What this exercise asks:
a. In the article about CivilCorp's planned office building in Victoria, how much total square footage will the project offer?
b. Extend the article about CivilCorp's planned office building in Victoria, starting after its final sentence.

Plans are underway to house engineering and surveying company CivilCorp's new corporate office - complete with commercial rental space - in Victoria, said Ben Galvan, the company's president.

The build is the city's first multi-story commercial building of its kind since the 1980s, he said, citing a worker with the project's contractor, Krueger Construction.

Located off Airline Road and adjacent to The Club at Colony Creek, the project will offer three floors and 23,000 square feet. Tierra Linda, Galvan's second company, is the development firm behind the project.

"We're hoping that we can attract different businesses that would have an interest in the golf course," he said, noting the location might help companies with marketing, client base and so on. "All the offices have a view of the golf course."

Plans call for CivilCorp to occupy the building's top floor but for the first floor to house two rentable areas, both at nearly 3,000 square feet. The second level will offer more than 6,000 square feet of available space.

The company plans to break ground in September and complete the project by summer 2014.

Larry Clark, who manages 120 Main Place and Victoria Tower, said most of the city's upper-end office complexes are full. Although he leases out space for a living, he said the addition of CivilCorp's building will be a welcome sight.

"There's always room for more," he said. "Unless things slow down, we'll need it."

Office rental space doesn't appear to be a particular problem in Victoria, but there isn't an abundance of vacancies, said Lee Swearingen, owner and broker of Coldwell Banker the Ron Brown Co.

"We don't seem to have people knocking down our door looking for space," he said. "But when we do, it's hard to find any."

[Page layout parsing data]
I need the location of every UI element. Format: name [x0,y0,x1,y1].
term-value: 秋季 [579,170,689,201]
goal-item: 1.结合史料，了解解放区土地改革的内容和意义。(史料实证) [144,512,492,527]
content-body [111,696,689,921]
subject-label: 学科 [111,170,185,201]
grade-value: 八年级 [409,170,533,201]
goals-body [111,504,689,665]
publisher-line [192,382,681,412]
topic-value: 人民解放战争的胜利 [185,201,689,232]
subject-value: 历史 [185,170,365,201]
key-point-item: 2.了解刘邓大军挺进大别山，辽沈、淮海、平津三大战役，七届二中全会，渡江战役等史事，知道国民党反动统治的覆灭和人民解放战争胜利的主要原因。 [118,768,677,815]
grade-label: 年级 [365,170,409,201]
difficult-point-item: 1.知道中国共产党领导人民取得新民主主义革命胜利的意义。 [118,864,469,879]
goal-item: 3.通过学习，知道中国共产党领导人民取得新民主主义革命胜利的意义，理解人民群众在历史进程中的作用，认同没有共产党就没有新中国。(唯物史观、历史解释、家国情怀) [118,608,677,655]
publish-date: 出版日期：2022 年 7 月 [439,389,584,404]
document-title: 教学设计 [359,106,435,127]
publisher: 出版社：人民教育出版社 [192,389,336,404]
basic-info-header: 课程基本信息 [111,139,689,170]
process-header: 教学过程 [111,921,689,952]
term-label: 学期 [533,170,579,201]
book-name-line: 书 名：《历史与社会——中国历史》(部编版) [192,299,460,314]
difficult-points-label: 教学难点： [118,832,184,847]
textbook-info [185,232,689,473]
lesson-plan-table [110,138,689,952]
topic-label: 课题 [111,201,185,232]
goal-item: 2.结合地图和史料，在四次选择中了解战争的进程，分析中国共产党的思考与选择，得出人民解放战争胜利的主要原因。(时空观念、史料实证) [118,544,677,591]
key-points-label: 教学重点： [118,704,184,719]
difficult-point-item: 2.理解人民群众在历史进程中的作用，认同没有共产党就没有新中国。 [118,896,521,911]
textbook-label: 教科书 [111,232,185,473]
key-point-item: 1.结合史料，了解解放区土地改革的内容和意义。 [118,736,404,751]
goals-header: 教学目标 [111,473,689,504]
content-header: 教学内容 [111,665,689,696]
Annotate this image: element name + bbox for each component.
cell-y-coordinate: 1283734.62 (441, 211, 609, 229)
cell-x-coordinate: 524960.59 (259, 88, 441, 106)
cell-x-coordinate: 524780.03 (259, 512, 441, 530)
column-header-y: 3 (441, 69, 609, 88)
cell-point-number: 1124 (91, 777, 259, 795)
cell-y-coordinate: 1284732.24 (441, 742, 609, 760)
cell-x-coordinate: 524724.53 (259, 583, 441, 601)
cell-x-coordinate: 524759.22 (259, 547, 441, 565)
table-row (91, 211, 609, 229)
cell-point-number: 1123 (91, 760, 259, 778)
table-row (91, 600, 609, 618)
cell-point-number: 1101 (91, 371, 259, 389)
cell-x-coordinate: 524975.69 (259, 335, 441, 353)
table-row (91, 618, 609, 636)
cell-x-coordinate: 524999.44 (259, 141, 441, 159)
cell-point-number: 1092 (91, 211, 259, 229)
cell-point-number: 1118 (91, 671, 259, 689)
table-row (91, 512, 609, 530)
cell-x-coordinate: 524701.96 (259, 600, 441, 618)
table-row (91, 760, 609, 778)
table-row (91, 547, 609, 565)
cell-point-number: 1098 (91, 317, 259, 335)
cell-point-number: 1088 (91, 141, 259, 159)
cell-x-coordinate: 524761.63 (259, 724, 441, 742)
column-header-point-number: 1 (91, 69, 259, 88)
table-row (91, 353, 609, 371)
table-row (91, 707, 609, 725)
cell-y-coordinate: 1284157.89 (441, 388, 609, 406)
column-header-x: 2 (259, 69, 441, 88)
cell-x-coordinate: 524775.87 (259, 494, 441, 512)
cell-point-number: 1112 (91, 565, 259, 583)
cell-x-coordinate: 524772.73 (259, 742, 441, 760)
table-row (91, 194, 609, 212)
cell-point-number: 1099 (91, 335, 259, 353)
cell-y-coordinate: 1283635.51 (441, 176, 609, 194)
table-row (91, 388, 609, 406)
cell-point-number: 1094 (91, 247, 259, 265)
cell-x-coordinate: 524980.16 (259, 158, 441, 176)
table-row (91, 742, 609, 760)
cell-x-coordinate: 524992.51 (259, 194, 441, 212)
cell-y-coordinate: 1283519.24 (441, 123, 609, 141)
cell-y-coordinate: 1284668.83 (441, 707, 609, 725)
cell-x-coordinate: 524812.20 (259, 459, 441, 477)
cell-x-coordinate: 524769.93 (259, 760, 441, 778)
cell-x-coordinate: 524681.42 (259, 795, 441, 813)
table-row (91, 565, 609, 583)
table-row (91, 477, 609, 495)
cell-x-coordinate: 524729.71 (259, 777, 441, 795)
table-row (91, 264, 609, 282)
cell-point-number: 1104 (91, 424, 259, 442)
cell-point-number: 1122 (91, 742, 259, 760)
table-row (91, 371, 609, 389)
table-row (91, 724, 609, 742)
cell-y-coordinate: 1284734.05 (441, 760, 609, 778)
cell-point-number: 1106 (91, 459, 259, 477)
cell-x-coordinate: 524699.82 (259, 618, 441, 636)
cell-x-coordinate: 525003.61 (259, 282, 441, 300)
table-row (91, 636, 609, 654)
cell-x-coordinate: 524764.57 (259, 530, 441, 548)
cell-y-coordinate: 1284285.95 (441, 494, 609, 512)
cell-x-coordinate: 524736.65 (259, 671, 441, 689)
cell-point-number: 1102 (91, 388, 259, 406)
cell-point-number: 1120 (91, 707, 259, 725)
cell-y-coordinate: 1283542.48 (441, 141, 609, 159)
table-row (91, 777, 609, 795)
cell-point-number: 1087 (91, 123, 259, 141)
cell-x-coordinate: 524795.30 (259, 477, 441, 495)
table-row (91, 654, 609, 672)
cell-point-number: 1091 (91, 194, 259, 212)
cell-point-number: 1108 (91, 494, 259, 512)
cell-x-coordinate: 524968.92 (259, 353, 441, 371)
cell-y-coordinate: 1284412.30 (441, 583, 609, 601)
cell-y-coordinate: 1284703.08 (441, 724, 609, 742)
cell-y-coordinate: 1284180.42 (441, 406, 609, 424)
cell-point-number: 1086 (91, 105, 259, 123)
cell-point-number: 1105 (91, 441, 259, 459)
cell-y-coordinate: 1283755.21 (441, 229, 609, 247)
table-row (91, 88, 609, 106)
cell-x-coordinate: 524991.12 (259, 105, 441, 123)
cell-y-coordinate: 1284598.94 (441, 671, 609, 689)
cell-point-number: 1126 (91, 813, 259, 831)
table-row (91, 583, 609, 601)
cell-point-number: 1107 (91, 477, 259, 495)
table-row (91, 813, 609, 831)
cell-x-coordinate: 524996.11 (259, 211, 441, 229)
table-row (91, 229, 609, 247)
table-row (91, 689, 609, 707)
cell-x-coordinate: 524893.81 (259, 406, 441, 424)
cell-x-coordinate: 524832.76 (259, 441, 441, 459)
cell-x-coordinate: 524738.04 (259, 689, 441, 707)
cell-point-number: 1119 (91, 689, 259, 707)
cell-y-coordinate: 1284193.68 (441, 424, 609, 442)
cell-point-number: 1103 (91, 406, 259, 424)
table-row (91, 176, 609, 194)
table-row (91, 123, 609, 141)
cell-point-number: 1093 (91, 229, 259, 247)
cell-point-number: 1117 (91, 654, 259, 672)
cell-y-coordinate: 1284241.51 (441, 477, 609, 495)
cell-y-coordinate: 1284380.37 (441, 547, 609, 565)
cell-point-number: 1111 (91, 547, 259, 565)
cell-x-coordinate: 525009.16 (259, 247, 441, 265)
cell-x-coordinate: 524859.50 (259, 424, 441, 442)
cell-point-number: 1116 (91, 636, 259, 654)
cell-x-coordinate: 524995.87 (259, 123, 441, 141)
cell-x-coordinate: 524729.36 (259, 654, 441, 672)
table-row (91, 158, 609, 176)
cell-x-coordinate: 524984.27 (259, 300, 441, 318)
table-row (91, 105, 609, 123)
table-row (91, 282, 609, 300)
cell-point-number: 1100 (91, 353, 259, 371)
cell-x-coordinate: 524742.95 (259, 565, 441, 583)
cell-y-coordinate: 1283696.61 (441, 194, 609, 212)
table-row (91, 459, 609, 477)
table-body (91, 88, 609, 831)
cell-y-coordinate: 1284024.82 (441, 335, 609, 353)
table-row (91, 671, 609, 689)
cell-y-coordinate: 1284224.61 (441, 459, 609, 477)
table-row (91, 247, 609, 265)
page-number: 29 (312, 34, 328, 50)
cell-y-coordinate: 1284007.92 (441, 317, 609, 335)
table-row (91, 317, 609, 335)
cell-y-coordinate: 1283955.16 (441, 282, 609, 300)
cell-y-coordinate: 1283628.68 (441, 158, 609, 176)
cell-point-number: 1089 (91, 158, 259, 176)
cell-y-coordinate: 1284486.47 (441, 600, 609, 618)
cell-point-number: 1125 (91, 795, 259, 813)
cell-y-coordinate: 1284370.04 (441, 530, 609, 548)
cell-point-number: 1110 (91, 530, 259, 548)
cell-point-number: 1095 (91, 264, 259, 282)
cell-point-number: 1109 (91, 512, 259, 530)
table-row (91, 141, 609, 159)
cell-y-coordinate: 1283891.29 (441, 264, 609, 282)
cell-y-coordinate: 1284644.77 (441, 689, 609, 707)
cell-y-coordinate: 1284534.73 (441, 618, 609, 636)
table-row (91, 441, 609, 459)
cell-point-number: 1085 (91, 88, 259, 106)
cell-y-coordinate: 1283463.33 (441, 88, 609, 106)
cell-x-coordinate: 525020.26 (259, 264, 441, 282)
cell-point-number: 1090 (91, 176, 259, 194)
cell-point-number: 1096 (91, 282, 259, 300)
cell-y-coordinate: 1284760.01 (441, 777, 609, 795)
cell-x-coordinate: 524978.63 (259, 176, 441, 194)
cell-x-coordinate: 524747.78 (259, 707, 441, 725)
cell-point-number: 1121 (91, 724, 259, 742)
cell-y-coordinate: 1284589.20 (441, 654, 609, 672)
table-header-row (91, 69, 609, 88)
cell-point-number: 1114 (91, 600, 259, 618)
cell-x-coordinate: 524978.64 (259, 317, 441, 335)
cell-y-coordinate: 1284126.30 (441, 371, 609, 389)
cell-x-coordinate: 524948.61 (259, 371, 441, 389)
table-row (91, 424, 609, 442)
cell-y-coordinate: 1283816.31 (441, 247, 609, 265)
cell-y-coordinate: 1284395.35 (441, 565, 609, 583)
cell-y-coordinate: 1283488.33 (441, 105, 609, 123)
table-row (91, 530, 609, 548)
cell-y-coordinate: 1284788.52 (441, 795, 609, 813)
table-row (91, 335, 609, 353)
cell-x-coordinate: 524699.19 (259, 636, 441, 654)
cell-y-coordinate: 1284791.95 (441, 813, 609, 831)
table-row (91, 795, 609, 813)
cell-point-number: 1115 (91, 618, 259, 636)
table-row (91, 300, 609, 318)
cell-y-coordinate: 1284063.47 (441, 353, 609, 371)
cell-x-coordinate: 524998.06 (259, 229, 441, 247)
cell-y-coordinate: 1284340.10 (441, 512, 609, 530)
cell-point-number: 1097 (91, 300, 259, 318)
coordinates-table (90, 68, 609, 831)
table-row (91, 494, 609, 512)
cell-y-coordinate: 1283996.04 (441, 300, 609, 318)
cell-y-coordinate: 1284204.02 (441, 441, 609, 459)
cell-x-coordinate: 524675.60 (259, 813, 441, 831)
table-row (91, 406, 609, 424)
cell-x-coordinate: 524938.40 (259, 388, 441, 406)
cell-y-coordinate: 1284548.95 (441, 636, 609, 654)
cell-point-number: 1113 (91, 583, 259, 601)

Task-by-task results:
a. 23,000 square feet, on three floors.

b.
Office occupancy in Victoria sits at 87 percent, said Quinn Gleinser, a real estate agent with Swearingen's company who tracks such data. That's up 1 percent from about 18 months ago.

Swearingen said most tenants in town typically look for spaces ranging from 2,000 to 5,000 square feet. Larger builds - 20,000-square-foot spaces and up - have not seen much demand, he said, although indicators show those bigger tenants could be in Victoria's future.

Most companies appear to be trying to build their own office space, Swearingen added.

Such is the case for Galvan, who said that, after years of renting, it was time for the company to have a place of its own.

CivilCorp has offices in Victoria and Houston but is based in Victoria. Its current office is inside the Wells Fargo building at 1501 E. Mockingbird Lane.

Now seems the right time, the Victoria native said, noting the city's ongoing growth bodes well for the future.

"We're just excited about our community and all the growth that's happening," Galvan said. "This is home. Our family's here, it's where we raise our kids, and it's where we want to stay."